What to produce — Your answer should be an exact copy of every record.

Supplied entries —
● ● ● ●

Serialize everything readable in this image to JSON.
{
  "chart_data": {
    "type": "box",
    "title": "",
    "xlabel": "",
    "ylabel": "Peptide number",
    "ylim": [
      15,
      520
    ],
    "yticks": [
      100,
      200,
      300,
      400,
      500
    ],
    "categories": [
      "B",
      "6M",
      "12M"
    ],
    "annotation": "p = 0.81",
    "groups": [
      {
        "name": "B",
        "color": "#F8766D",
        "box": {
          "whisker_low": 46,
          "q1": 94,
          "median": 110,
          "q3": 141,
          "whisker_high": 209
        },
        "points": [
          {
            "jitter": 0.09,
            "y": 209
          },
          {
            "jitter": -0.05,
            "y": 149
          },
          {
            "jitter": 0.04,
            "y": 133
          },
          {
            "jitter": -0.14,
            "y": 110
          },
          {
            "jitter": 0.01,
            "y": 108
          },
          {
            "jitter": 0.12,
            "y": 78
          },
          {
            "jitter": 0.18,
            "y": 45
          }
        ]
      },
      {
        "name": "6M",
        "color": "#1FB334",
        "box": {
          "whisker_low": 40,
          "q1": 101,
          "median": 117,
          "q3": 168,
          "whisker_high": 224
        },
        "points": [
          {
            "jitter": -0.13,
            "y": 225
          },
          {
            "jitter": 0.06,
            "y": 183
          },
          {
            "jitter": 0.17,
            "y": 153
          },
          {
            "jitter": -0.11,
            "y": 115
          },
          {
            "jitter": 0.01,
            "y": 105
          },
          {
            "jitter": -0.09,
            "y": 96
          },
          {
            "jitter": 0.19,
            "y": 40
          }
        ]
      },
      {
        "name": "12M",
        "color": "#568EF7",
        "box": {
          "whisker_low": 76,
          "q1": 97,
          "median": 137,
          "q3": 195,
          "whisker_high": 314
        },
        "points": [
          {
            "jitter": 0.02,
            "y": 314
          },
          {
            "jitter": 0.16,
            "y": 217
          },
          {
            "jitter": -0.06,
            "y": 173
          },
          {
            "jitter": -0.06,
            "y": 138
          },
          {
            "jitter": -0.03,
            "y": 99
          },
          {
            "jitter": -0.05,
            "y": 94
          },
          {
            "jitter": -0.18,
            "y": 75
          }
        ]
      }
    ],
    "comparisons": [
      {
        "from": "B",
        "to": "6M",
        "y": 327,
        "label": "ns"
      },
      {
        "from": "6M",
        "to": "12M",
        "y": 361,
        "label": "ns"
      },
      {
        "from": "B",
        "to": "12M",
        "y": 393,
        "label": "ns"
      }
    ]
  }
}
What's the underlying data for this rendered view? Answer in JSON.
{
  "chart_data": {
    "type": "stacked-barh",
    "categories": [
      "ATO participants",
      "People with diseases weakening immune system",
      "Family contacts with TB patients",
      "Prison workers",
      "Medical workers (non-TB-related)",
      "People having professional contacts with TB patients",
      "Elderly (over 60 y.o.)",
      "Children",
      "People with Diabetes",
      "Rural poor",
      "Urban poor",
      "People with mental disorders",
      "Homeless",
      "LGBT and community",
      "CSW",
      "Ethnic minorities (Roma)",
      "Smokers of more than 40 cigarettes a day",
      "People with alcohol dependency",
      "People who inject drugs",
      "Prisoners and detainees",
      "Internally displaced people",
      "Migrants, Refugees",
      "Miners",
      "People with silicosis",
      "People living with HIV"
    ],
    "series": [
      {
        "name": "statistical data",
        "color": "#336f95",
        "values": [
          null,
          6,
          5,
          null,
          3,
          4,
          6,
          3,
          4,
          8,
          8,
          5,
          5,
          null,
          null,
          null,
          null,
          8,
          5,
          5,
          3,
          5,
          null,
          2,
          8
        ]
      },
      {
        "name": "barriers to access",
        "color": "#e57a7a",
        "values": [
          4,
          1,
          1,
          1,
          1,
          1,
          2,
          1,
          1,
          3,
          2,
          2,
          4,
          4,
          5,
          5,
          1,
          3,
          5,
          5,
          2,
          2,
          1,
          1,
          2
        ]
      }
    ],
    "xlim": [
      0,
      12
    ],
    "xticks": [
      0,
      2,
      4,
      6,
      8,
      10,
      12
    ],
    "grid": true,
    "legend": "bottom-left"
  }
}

● ● ● ●

Answer —
Serialize everything readable in this image to JSON.
{
  "chart_data": {
    "type": "box",
    "title": "",
    "xlabel": "",
    "ylabel": "Peptide number",
    "ylim": [
      15,
      520
    ],
    "yticks": [
      100,
      200,
      300,
      400,
      500
    ],
    "categories": [
      "B",
      "6M",
      "12M"
    ],
    "annotation": "p = 0.81",
    "groups": [
      {
        "name": "B",
        "color": "#F8766D",
        "box": {
          "whisker_low": 46,
          "q1": 94,
          "median": 110,
          "q3": 141,
          "whisker_high": 209
        },
        "points": [
          {
            "jitter": 0.09,
            "y": 209
          },
          {
            "jitter": -0.05,
            "y": 149
          },
          {
            "jitter": 0.04,
            "y": 133
          },
          {
            "jitter": -0.14,
            "y": 110
          },
          {
            "jitter": 0.01,
            "y": 108
          },
          {
            "jitter": 0.12,
            "y": 78
          },
          {
            "jitter": 0.18,
            "y": 45
          }
        ]
      },
      {
        "name": "6M",
        "color": "#1FB334",
        "box": {
          "whisker_low": 40,
          "q1": 101,
          "median": 117,
          "q3": 168,
          "whisker_high": 224
        },
        "points": [
          {
            "jitter": -0.13,
            "y": 225
          },
          {
            "jitter": 0.06,
            "y": 183
          },
          {
            "jitter": 0.17,
            "y": 153
          },
          {
            "jitter": -0.11,
            "y": 115
          },
          {
            "jitter": 0.01,
            "y": 105
          },
          {
            "jitter": -0.09,
            "y": 96
          },
          {
            "jitter": 0.19,
            "y": 40
          }
        ]
      },
      {
        "name": "12M",
        "color": "#568EF7",
        "box": {
          "whisker_low": 76,
          "q1": 97,
          "median": 137,
          "q3": 195,
          "whisker_high": 314
        },
        "points": [
          {
            "jitter": 0.02,
            "y": 314
          },
          {
            "jitter": 0.16,
            "y": 217
          },
          {
            "jitter": -0.06,
            "y": 173
          },
          {
            "jitter": -0.06,
            "y": 138
          },
          {
            "jitter": -0.03,
            "y": 99
          },
          {
            "jitter": -0.05,
            "y": 94
          },
          {
            "jitter": -0.18,
            "y": 75
          }
        ]
      }
    ],
    "comparisons": [
      {
        "from": "B",
        "to": "6M",
        "y": 327,
        "label": "ns"
      },
      {
        "from": "6M",
        "to": "12M",
        "y": 361,
        "label": "ns"
      },
      {
        "from": "B",
        "to": "12M",
        "y": 393,
        "label": "ns"
      }
    ]
  }
}
What's the underlying data for this rendered view? Answer in JSON.
{
  "chart_data": {
    "type": "stacked-barh",
    "categories": [
      "ATO participants",
      "People with diseases weakening immune system",
      "Family contacts with TB patients",
      "Prison workers",
      "Medical workers (non-TB-related)",
      "People having professional contacts with TB patients",
      "Elderly (over 60 y.o.)",
      "Children",
      "People with Diabetes",
      "Rural poor",
      "Urban poor",
      "People with mental disorders",
      "Homeless",
      "LGBT and community",
      "CSW",
      "Ethnic minorities (Roma)",
      "Smokers of more than 40 cigarettes a day",
      "People with alcohol dependency",
      "People who inject drugs",
      "Prisoners and detainees",
      "Internally displaced people",
      "Migrants, Refugees",
      "Miners",
      "People with silicosis",
      "People living with HIV"
    ],
    "series": [
      {
        "name": "statistical data",
        "color": "#336f95",
        "values": [
          null,
          6,
          5,
          null,
          3,
          4,
          6,
          3,
          4,
          8,
          8,
          5,
          5,
          null,
          null,
          null,
          null,
          8,
          5,
          5,
          3,
          5,
          null,
          2,
          8
        ]
      },
      {
        "name": "barriers to access",
        "color": "#e57a7a",
        "values": [
          4,
          1,
          1,
          1,
          1,
          1,
          2,
          1,
          1,
          3,
          2,
          2,
          4,
          4,
          5,
          5,
          1,
          3,
          5,
          5,
          2,
          2,
          1,
          1,
          2
        ]
      }
    ],
    "xlim": [
      0,
      12
    ],
    "xticks": [
      0,
      2,
      4,
      6,
      8,
      10,
      12
    ],
    "grid": true,
    "legend": "bottom-left"
  }
}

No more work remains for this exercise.